Text segment »

Follow @Openwall on Twitter for new release announcements and other news
[<prev] [next>] [thread-next>] [day] [month] [year] [list]
Message-ID: <2112011203500.21490@stax.localdomain>
Date: Wed, 1 Dec 2021 12:49:07 +0000 (GMT)
From: Mark Hills <mark@...x.org>
To: musl@...ts.openwall.com
Subject: DNS resolver fails prematurely when server reports failure?

With multiple DNS servers in /etc/resolv.conf, the docs [1] are clear:

  "musl's resolver queries them all in parallel and accepts whichever 
   response arrives first."

So dual configuration is expected to give greater resiliancy:

  nameserver 213.186.33.99  # OVH
  nameserver 1.1.1.1        # Cloudflare

However, 1.1.1.1 appears quite prone to some kind of internal SERVFAIL 
(may be internal load shedding; though we are not making excessive DNS 
queries)

Data excerpt »

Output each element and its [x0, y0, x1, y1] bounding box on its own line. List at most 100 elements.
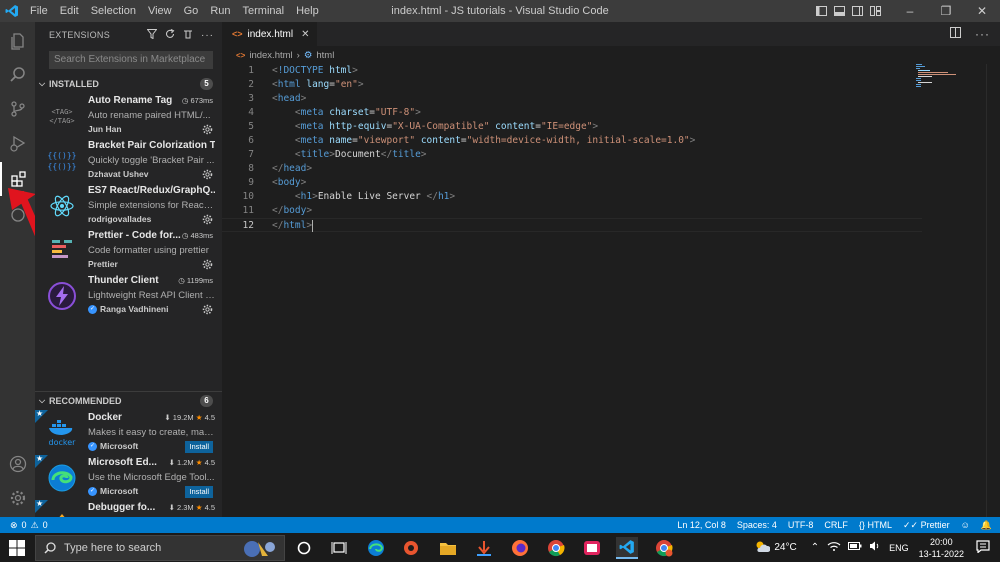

What the task asks » List the names of all the header fields shown at the top of the mailing-list post about the DNS resolver.

Reply » Message-ID, Date, From, To, Subject